Directions for this task: Copy word for word the part of the listing that begins with the line containing "x-tick-label: 1.1: [437, 619, 461, 638]" and ends with the line containing "chart-title: Epsilon, 2000289, SeaWiFS(st89)", including both of those lines.

(Spatial layout listing)
■ ■ ■ ■ ■
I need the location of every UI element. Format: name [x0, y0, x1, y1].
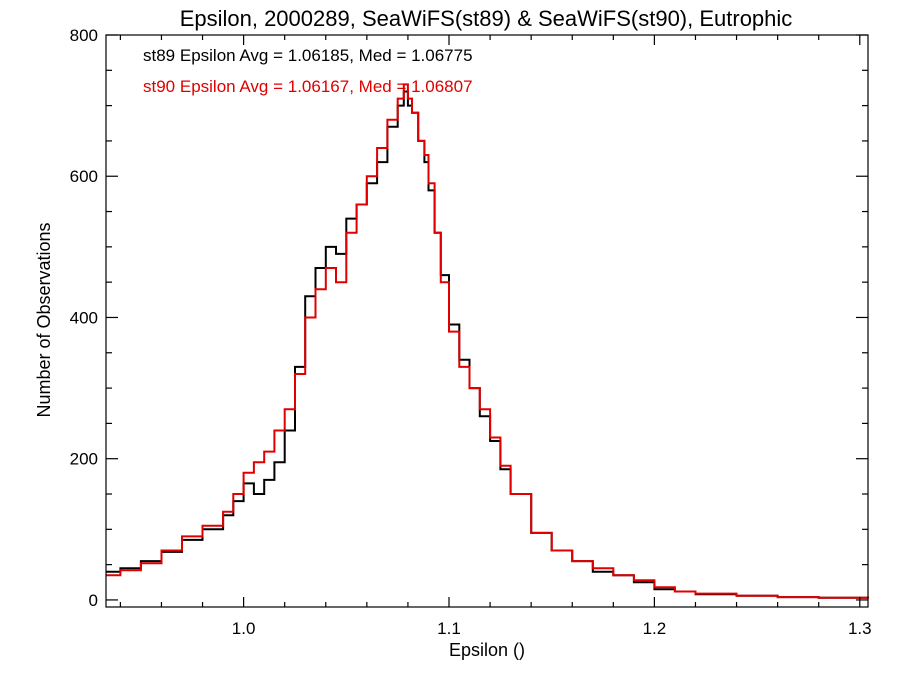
x-tick-label: 1.1: [437, 619, 461, 638]
y-tick-label: 600: [70, 167, 98, 186]
series-annotation-st89: st89 Epsilon Avg = 1.06185, Med = 1.0677…: [143, 46, 473, 65]
y-tick-label: 400: [70, 308, 98, 327]
x-tick-label: 1.0: [232, 619, 256, 638]
chart-title: Epsilon, 2000289, SeaWiFS(st89) & SeaWiF…: [180, 6, 793, 31]
y-tick-label: 800: [70, 26, 98, 45]
series-line-st90: [106, 83, 869, 599]
series-annotation-st90: st90 Epsilon Avg = 1.06167, Med = 1.0680…: [143, 77, 473, 96]
y-tick-label: 0: [89, 591, 98, 610]
y-tick-label: 200: [70, 450, 98, 469]
y-axis-label: Number of Observations: [34, 222, 54, 417]
ticks-layer: 1.0 1.1 1.2 1.3 0 200 400 600 800: [70, 26, 872, 638]
series-layer: [106, 83, 869, 599]
x-axis-label: Epsilon (): [449, 640, 525, 660]
plot-frame: [105, 34, 869, 608]
x-tick-label: 1.2: [643, 619, 667, 638]
x-tick-label: 1.3: [848, 619, 872, 638]
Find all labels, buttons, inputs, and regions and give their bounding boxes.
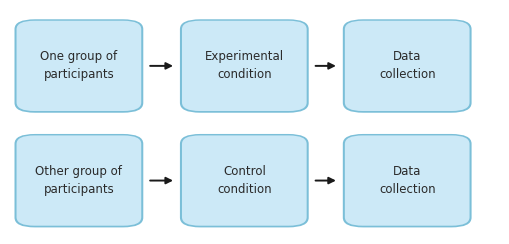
FancyBboxPatch shape: [180, 19, 308, 113]
FancyBboxPatch shape: [16, 135, 141, 226]
Text: Control
condition: Control condition: [217, 165, 272, 196]
FancyBboxPatch shape: [345, 135, 469, 226]
FancyBboxPatch shape: [180, 134, 308, 227]
FancyBboxPatch shape: [345, 21, 469, 111]
FancyBboxPatch shape: [182, 21, 306, 111]
Text: Data
collection: Data collection: [379, 165, 436, 196]
Text: Other group of
participants: Other group of participants: [36, 165, 122, 196]
FancyBboxPatch shape: [16, 21, 141, 111]
FancyBboxPatch shape: [343, 19, 471, 113]
Text: Data
collection: Data collection: [379, 50, 436, 81]
FancyBboxPatch shape: [343, 134, 471, 227]
Text: One group of
participants: One group of participants: [40, 50, 118, 81]
FancyBboxPatch shape: [14, 19, 144, 113]
FancyBboxPatch shape: [14, 134, 144, 227]
FancyBboxPatch shape: [182, 135, 306, 226]
Text: Experimental
condition: Experimental condition: [205, 50, 284, 81]
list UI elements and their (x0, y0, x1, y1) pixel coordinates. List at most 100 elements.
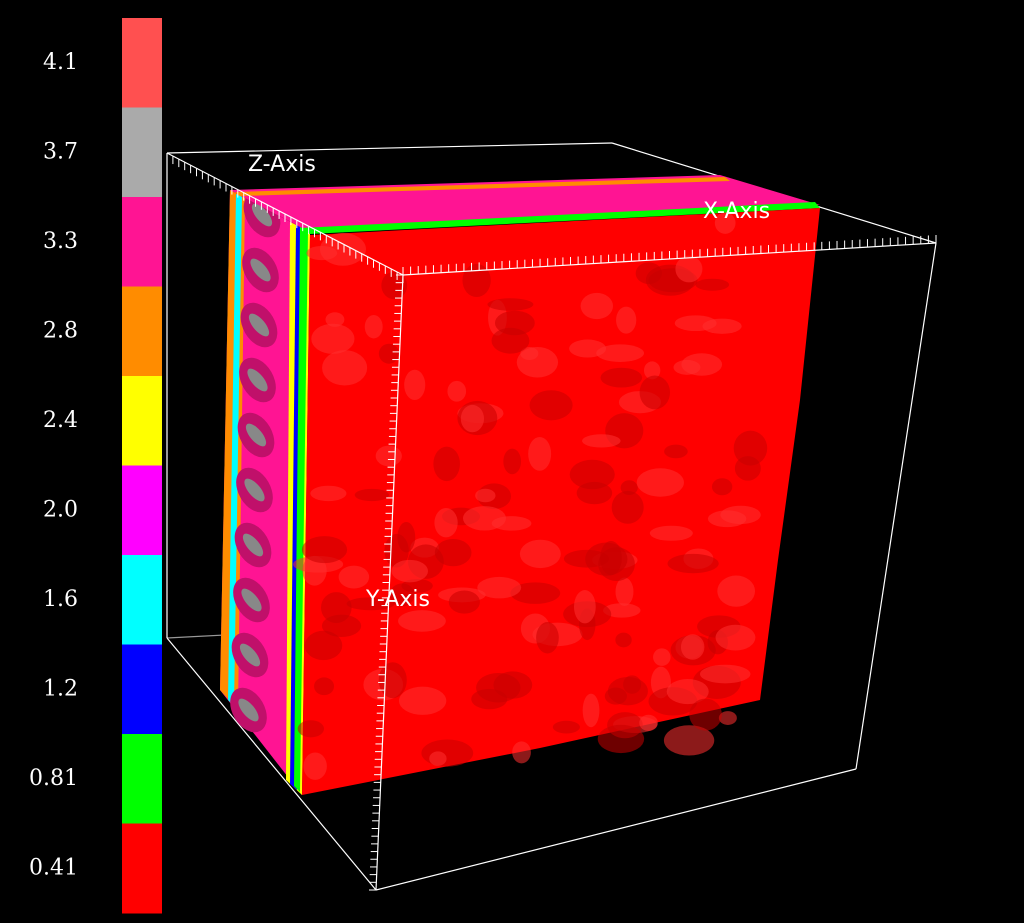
■ ■ ■ ■ ■
Task output:
x-tick-label: 1.1: [437, 619, 461, 638]
y-tick-label: 600: [70, 167, 98, 186]
series-annotation-st89: st89 Epsilon Avg = 1.06185, Med = 1.0677…: [143, 46, 473, 65]
y-tick-label: 400: [70, 308, 98, 327]
x-tick-label: 1.0: [232, 619, 256, 638]
chart-title: Epsilon, 2000289, SeaWiFS(st89) & SeaWiF…: [180, 6, 793, 31]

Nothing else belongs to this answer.